(Stored data entries)

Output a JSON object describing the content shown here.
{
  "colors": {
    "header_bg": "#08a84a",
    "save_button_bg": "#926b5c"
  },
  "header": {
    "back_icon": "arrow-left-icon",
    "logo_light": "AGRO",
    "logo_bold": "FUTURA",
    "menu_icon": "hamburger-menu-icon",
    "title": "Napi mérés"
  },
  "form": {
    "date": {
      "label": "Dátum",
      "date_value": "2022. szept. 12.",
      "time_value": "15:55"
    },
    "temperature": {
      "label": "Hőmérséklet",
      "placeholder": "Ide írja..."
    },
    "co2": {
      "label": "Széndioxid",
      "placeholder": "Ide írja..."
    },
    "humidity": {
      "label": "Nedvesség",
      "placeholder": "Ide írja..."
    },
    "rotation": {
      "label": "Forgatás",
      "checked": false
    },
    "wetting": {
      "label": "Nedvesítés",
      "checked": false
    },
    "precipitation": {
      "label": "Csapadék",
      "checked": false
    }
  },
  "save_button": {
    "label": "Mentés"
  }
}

--

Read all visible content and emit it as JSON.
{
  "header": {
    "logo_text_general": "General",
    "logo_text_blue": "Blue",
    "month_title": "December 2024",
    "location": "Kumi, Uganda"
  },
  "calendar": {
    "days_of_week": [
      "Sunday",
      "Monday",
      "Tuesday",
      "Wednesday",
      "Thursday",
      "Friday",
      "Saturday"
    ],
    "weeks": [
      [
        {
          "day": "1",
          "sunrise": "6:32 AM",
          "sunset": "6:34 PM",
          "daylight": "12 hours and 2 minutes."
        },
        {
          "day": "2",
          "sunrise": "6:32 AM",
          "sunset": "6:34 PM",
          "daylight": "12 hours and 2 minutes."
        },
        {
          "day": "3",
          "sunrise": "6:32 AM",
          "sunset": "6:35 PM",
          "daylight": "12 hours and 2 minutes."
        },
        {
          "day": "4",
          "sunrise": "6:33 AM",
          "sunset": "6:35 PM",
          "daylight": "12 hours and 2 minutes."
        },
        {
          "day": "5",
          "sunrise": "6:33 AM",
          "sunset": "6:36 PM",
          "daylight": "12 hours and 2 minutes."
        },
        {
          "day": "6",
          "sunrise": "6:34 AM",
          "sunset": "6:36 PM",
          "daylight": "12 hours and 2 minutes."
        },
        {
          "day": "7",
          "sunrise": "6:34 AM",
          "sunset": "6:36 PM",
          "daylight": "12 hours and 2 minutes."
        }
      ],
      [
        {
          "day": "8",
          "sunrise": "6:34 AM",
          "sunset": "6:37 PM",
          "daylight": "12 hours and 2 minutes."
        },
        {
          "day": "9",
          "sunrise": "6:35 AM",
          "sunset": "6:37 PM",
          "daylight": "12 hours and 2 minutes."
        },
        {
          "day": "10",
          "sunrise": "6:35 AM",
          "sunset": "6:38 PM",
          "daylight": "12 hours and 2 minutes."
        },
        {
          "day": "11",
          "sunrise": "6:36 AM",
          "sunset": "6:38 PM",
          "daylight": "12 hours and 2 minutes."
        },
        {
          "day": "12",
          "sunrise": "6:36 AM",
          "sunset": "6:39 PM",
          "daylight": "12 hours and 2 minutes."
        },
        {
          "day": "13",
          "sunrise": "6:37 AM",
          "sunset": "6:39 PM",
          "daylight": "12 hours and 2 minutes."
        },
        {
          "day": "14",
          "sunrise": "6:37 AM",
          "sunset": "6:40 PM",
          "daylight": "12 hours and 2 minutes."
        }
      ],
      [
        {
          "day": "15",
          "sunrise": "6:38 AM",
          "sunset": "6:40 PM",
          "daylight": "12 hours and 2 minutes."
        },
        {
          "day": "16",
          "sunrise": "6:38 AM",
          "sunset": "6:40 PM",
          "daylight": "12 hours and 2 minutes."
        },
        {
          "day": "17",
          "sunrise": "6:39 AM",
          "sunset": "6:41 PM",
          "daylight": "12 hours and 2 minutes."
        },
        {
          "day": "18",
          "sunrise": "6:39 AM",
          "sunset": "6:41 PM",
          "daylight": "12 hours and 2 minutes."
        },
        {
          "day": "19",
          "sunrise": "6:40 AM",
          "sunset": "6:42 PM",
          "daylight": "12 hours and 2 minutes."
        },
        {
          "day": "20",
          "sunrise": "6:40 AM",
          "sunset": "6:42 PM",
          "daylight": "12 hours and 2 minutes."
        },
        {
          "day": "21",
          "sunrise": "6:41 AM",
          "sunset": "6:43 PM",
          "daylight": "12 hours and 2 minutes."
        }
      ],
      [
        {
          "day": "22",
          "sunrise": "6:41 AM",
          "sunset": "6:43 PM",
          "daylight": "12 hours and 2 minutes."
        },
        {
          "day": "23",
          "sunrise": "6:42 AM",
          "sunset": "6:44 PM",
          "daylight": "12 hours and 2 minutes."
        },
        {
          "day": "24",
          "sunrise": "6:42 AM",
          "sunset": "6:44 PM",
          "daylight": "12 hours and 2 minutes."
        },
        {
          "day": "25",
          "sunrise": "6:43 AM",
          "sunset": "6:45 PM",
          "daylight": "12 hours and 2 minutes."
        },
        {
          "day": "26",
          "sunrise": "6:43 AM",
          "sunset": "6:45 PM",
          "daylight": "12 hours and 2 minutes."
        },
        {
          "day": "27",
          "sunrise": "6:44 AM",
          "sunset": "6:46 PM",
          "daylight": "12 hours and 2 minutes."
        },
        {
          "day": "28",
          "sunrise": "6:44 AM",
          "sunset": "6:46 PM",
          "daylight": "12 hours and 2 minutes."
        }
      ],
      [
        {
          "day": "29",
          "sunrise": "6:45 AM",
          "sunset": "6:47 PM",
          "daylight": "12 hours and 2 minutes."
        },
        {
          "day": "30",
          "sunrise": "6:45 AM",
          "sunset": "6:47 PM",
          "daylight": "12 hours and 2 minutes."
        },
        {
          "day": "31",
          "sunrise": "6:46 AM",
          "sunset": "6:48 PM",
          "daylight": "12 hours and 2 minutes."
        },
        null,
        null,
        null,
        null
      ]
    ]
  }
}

## Given instruction
Report all lines of the data above that include the string "icon".

## Exercise response
    "back_icon": "arrow-left-icon",
    "menu_icon": "hamburger-menu-icon",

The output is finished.